→ **Work to complete**: Gather every line in the records below that contains the word "psykiatriområdet".

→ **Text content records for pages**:

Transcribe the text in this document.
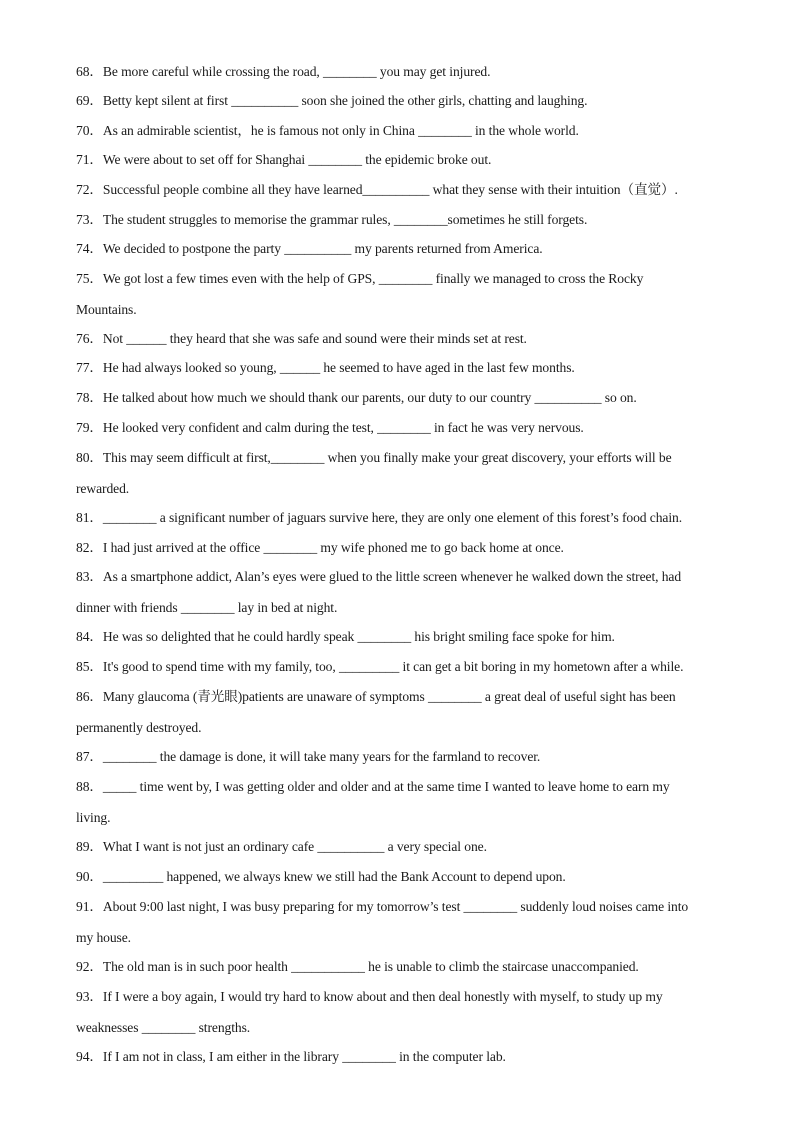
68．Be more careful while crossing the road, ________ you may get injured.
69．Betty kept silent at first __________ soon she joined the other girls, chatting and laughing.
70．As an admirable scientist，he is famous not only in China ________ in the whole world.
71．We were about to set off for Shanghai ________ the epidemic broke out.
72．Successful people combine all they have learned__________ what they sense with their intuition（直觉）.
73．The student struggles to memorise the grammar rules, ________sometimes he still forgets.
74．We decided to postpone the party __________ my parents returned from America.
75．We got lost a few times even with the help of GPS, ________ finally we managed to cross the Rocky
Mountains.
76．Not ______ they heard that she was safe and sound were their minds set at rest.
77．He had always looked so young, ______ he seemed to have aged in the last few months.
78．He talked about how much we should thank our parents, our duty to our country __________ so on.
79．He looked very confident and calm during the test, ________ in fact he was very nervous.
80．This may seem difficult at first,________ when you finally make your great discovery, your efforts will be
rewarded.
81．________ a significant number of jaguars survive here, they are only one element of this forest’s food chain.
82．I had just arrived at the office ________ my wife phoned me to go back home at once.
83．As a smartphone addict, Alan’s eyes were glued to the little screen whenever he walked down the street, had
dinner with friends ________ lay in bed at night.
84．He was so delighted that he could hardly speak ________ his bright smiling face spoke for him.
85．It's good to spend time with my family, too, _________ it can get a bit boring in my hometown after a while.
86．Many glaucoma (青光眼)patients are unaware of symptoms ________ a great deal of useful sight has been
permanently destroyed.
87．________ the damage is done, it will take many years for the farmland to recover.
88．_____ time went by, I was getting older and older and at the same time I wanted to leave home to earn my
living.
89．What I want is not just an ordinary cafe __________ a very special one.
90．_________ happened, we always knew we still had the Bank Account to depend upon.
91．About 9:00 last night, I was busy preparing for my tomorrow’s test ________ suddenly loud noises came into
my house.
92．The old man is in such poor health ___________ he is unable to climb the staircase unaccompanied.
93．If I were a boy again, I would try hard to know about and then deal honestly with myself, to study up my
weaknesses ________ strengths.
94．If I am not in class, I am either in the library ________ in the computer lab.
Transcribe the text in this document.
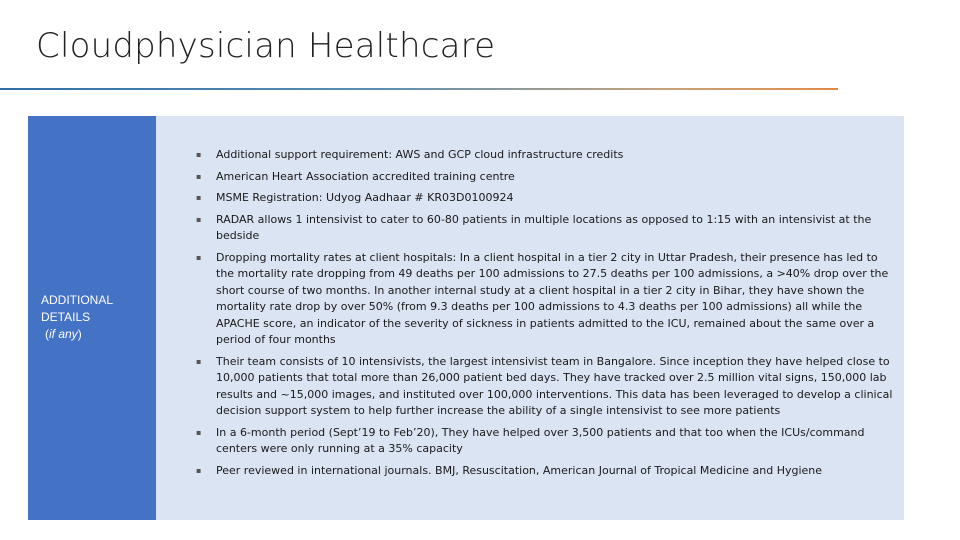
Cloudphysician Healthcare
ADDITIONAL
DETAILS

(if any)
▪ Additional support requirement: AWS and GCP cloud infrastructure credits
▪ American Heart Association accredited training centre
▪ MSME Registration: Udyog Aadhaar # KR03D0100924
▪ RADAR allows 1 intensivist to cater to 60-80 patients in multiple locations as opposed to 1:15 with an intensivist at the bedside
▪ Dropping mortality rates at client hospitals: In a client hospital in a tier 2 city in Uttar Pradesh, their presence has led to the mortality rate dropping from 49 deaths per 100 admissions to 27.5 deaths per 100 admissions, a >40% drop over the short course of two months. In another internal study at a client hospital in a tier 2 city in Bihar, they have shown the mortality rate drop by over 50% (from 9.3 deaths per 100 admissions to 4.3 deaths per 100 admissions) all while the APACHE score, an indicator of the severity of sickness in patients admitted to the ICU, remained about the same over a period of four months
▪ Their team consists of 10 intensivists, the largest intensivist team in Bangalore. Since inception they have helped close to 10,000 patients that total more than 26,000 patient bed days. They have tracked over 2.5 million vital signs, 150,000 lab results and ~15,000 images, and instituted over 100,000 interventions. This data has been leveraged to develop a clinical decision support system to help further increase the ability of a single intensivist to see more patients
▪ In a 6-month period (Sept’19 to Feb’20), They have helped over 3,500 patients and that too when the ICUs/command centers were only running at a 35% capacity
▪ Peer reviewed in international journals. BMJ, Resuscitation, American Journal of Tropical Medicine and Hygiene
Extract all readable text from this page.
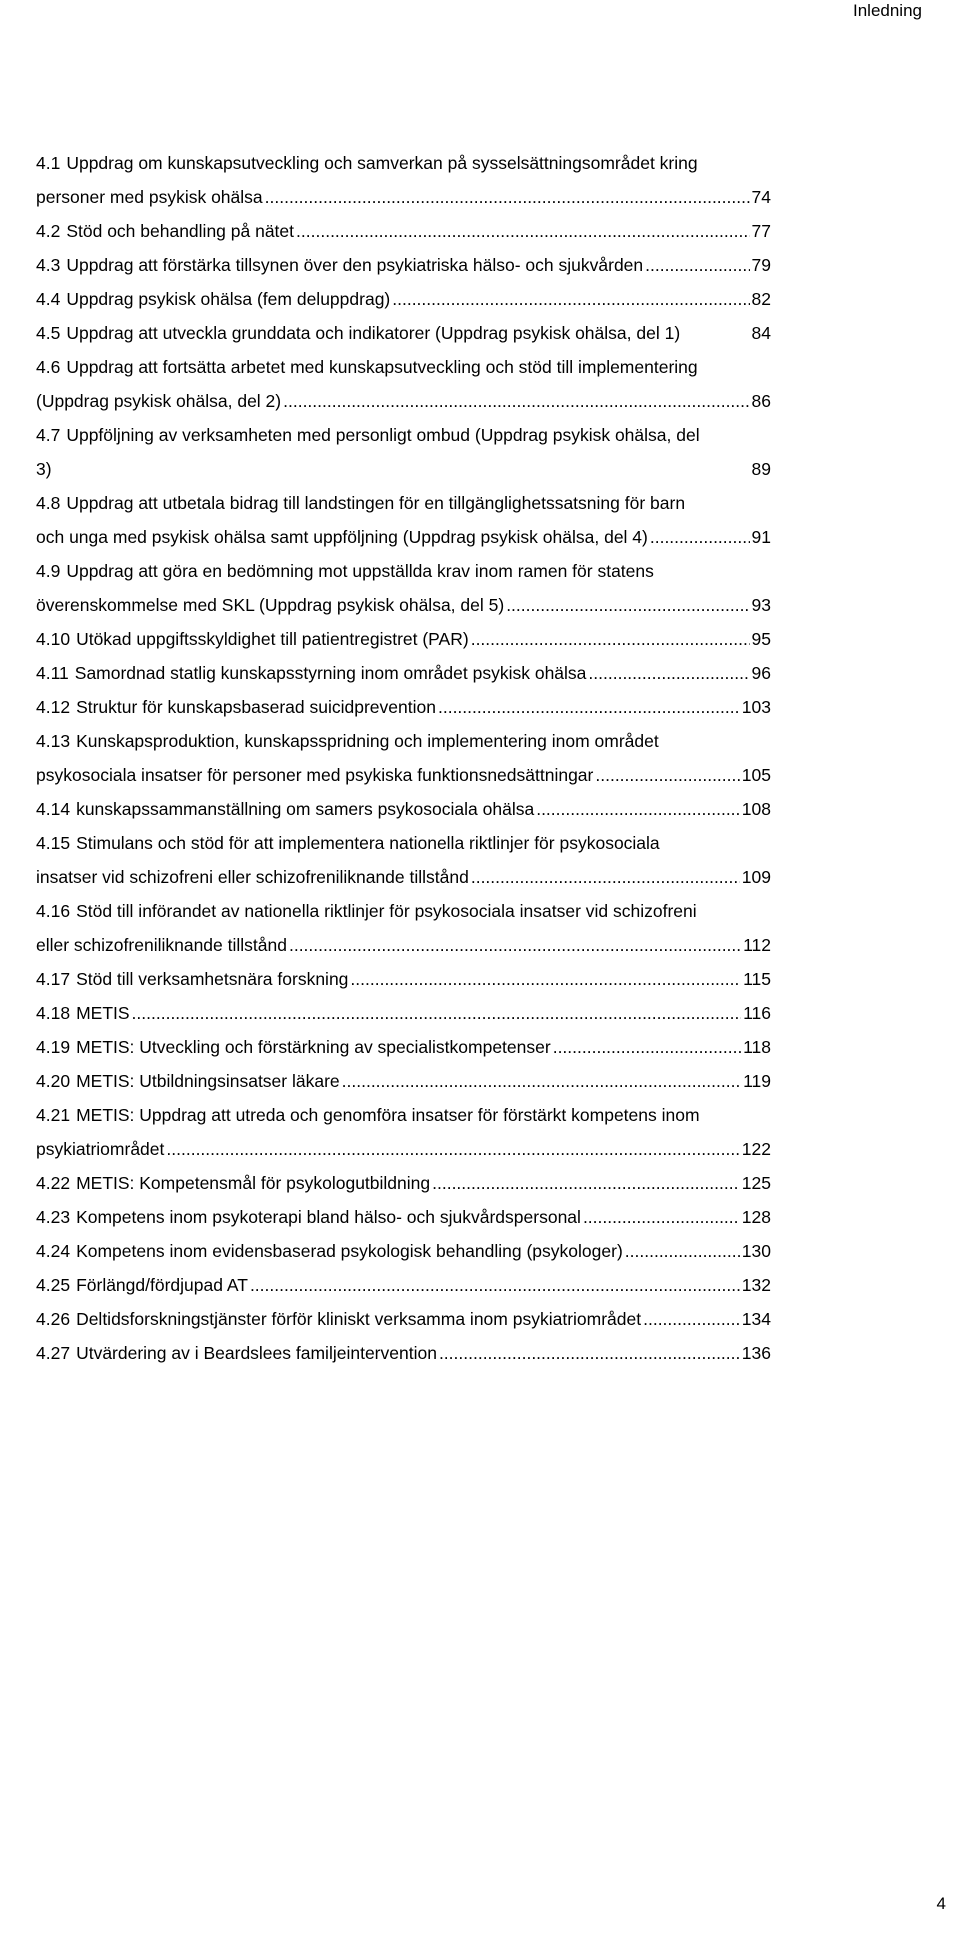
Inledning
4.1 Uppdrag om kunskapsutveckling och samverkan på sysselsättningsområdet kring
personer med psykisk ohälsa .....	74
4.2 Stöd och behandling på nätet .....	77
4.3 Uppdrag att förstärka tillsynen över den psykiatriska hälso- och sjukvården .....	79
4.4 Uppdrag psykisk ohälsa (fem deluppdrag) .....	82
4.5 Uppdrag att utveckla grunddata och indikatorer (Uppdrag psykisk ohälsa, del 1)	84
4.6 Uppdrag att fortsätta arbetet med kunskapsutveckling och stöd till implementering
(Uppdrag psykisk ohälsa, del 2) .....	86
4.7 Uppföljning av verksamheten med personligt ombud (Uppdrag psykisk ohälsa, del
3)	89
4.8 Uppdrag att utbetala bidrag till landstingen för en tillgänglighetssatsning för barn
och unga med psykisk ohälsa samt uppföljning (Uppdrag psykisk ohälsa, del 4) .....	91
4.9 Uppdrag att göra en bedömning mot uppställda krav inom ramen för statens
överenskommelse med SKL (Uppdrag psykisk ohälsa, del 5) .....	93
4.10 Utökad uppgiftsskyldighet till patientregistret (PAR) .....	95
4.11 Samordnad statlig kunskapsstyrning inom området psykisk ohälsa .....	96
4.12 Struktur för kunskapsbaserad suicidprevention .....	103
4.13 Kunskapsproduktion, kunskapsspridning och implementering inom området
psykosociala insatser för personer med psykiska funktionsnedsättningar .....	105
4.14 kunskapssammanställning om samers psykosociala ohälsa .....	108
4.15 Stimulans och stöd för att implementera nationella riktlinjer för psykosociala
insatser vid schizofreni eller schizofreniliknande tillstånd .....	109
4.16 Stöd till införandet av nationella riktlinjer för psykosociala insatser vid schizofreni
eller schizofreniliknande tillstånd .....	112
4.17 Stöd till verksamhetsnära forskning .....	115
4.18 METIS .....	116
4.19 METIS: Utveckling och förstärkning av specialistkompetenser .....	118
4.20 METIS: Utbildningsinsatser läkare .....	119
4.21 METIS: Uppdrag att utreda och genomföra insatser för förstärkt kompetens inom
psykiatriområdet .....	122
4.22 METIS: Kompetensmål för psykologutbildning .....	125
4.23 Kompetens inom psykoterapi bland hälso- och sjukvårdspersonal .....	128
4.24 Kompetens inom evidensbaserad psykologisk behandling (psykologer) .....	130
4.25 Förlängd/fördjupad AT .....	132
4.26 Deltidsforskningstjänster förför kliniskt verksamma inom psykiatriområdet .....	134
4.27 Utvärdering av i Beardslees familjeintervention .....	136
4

→ **Your response**:
psykiatriområdet .....	122
4.26 Deltidsforskningstjänster förför kliniskt verksamma inom psykiatriområdet .....	134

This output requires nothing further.